SET PROBLEM: Output the entries below exactly as written, omitting pictures.
== RECORDS SUPPLIED ==
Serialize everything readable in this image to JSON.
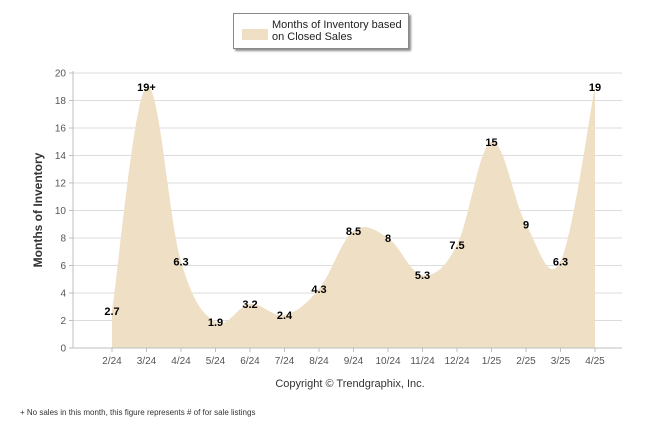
{
  "legend": {
    "label": "Months of Inventory based on Closed Sales"
  },
  "copyright": "Copyright © Trendgraphix, Inc.",
  "footnote": "+ No sales in this month, this figure represents # of for sale listings",
  "colors": {
    "fill": "#efdfc4",
    "axis": "#bfbfbf",
    "grid": "#dcdcdc"
  },
  "chart_data": {
    "type": "area",
    "categories": [
      "2/24",
      "3/24",
      "4/24",
      "5/24",
      "6/24",
      "7/24",
      "8/24",
      "9/24",
      "10/24",
      "11/24",
      "12/24",
      "1/25",
      "2/25",
      "3/25",
      "4/25"
    ],
    "series": [
      {
        "name": "Months of Inventory based on Closed Sales",
        "values": [
          2.7,
          19,
          6.3,
          1.9,
          3.2,
          2.4,
          4.3,
          8.5,
          8,
          5.3,
          7.5,
          15,
          9,
          6.3,
          19
        ],
        "labels": [
          "2.7",
          "19+",
          "6.3",
          "1.9",
          "3.2",
          "2.4",
          "4.3",
          "8.5",
          "8",
          "5.3",
          "7.5",
          "15",
          "9",
          "6.3",
          "19"
        ]
      }
    ],
    "ylabel": "Months of Inventory",
    "ylim": [
      0,
      20
    ],
    "yticks": [
      "0",
      "2",
      "4",
      "6",
      "8",
      "10",
      "12",
      "14",
      "16",
      "18",
      "20"
    ],
    "grid": true,
    "legend_position": "top-center",
    "smooth": true
  }
}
===
ANSWER TO THE EXERCISE:
Serialize everything readable in this image to JSON.
{
  "legend": {
    "label": "Months of Inventory based on Closed Sales"
  },
  "copyright": "Copyright © Trendgraphix, Inc.",
  "footnote": "+ No sales in this month, this figure represents # of for sale listings",
  "colors": {
    "fill": "#efdfc4",
    "axis": "#bfbfbf",
    "grid": "#dcdcdc"
  },
  "chart_data": {
    "type": "area",
    "categories": [
      "2/24",
      "3/24",
      "4/24",
      "5/24",
      "6/24",
      "7/24",
      "8/24",
      "9/24",
      "10/24",
      "11/24",
      "12/24",
      "1/25",
      "2/25",
      "3/25",
      "4/25"
    ],
    "series": [
      {
        "name": "Months of Inventory based on Closed Sales",
        "values": [
          2.7,
          19,
          6.3,
          1.9,
          3.2,
          2.4,
          4.3,
          8.5,
          8,
          5.3,
          7.5,
          15,
          9,
          6.3,
          19
        ],
        "labels": [
          "2.7",
          "19+",
          "6.3",
          "1.9",
          "3.2",
          "2.4",
          "4.3",
          "8.5",
          "8",
          "5.3",
          "7.5",
          "15",
          "9",
          "6.3",
          "19"
        ]
      }
    ],
    "ylabel": "Months of Inventory",
    "ylim": [
      0,
      20
    ],
    "yticks": [
      "0",
      "2",
      "4",
      "6",
      "8",
      "10",
      "12",
      "14",
      "16",
      "18",
      "20"
    ],
    "grid": true,
    "legend_position": "top-center",
    "smooth": true
  }
}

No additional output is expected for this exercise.